Copy out the material below, from its first line through the line containing "message-text: Can you", including that line.

─── Provided data

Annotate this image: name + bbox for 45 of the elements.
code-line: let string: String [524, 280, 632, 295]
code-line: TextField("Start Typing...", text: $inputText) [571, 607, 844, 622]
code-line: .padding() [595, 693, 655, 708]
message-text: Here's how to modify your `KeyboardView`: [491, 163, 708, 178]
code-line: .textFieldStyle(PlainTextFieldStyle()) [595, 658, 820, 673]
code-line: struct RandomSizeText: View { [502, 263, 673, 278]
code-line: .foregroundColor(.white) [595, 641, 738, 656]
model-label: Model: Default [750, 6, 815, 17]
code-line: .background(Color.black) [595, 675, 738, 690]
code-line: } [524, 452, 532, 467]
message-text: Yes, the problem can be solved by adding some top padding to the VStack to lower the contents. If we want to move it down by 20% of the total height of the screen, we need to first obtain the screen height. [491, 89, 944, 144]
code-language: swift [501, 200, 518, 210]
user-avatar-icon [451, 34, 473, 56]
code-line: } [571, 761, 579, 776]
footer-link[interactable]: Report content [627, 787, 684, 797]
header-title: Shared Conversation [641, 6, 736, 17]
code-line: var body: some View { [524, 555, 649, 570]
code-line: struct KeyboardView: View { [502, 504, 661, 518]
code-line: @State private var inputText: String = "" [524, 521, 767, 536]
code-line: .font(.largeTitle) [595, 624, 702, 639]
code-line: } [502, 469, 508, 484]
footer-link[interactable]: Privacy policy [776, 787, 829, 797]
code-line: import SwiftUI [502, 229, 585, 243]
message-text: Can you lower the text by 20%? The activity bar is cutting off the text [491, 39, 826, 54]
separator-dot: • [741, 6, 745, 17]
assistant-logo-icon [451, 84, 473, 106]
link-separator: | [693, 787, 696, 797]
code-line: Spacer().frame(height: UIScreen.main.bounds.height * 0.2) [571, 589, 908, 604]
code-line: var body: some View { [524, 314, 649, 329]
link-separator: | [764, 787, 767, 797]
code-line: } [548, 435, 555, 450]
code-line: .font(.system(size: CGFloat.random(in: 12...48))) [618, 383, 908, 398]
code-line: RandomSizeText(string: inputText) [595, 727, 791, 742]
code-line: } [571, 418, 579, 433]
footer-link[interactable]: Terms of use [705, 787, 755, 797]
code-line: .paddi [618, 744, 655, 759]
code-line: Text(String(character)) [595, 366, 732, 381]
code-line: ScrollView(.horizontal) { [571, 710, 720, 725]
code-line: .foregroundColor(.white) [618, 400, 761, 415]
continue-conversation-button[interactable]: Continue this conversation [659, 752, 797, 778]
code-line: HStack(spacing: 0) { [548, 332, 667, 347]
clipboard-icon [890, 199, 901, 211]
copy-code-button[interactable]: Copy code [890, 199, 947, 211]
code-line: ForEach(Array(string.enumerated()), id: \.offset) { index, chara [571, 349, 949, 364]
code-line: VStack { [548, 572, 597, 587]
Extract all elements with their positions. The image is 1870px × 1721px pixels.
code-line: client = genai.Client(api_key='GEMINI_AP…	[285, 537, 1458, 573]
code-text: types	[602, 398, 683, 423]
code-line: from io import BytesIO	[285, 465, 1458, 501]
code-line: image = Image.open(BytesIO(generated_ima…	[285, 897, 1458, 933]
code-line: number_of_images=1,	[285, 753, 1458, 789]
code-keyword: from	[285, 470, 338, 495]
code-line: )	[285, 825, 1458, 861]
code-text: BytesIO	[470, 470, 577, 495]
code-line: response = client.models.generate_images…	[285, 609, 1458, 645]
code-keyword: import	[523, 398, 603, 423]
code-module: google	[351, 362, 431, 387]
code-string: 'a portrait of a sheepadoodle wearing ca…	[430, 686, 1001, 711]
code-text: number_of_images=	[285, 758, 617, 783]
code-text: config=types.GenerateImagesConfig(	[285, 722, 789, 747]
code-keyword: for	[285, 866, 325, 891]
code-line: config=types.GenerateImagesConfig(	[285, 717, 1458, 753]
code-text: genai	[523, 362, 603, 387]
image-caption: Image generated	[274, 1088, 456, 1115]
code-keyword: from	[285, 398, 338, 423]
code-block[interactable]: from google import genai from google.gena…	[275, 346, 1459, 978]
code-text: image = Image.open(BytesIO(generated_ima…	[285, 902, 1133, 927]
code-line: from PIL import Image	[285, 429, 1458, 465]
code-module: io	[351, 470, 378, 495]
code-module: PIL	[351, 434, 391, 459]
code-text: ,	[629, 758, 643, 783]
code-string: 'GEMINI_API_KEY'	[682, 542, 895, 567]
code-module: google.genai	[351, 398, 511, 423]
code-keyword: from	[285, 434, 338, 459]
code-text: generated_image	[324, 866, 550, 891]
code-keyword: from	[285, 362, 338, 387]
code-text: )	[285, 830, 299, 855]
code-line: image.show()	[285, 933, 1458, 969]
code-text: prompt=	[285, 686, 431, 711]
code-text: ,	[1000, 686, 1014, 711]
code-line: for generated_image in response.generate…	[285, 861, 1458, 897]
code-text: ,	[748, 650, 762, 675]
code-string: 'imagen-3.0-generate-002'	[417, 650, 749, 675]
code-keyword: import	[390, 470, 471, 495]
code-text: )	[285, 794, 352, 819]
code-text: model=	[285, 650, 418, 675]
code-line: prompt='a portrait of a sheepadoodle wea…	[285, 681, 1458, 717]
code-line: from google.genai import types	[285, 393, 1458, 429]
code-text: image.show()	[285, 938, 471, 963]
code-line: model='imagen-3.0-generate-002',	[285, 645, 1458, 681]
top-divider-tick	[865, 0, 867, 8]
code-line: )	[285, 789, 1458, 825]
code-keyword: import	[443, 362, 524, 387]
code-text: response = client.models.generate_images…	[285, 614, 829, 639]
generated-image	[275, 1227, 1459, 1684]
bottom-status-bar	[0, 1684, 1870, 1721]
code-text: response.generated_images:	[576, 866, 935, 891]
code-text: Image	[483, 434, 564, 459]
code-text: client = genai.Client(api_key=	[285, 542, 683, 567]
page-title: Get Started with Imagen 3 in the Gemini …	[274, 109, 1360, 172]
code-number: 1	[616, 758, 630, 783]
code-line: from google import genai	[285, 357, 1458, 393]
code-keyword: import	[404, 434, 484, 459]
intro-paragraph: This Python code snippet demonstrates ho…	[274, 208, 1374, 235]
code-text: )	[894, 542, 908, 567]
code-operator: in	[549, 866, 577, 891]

──────

• Expected output
Annotate this image: name + bbox for 45 of the elements.
code-line: let string: String [524, 280, 632, 295]
code-line: TextField("Start Typing...", text: $inputText) [571, 607, 844, 622]
code-line: .padding() [595, 693, 655, 708]
message-text: Here's how to modify your `KeyboardView`: [491, 163, 708, 178]
code-line: .textFieldStyle(PlainTextFieldStyle()) [595, 658, 820, 673]
code-line: struct RandomSizeText: View { [502, 263, 673, 278]
code-line: .foregroundColor(.white) [595, 641, 738, 656]
model-label: Model: Default [750, 6, 815, 17]
code-line: .background(Color.black) [595, 675, 738, 690]
code-line: } [524, 452, 532, 467]
message-text: Yes, the problem can be solved by adding some top padding to the VStack to lower the contents. If we want to move it down by 20% of the total height of the screen, we need to first obtain the screen height. [491, 89, 944, 144]
code-language: swift [501, 200, 518, 210]
user-avatar-icon [451, 34, 473, 56]
code-line: } [571, 761, 579, 776]
footer-link[interactable]: Report content [627, 787, 684, 797]
header-title: Shared Conversation [641, 6, 736, 17]
code-line: var body: some View { [524, 555, 649, 570]
code-line: struct KeyboardView: View { [502, 504, 661, 518]
code-line: @State private var inputText: String = "" [524, 521, 767, 536]
code-line: .font(.largeTitle) [595, 624, 702, 639]
code-line: } [502, 469, 508, 484]
footer-link[interactable]: Privacy policy [776, 787, 829, 797]
code-line: import SwiftUI [502, 229, 585, 243]
message-text: Can you lower the text by 20%? The activity bar is cutting off the text [491, 39, 826, 54]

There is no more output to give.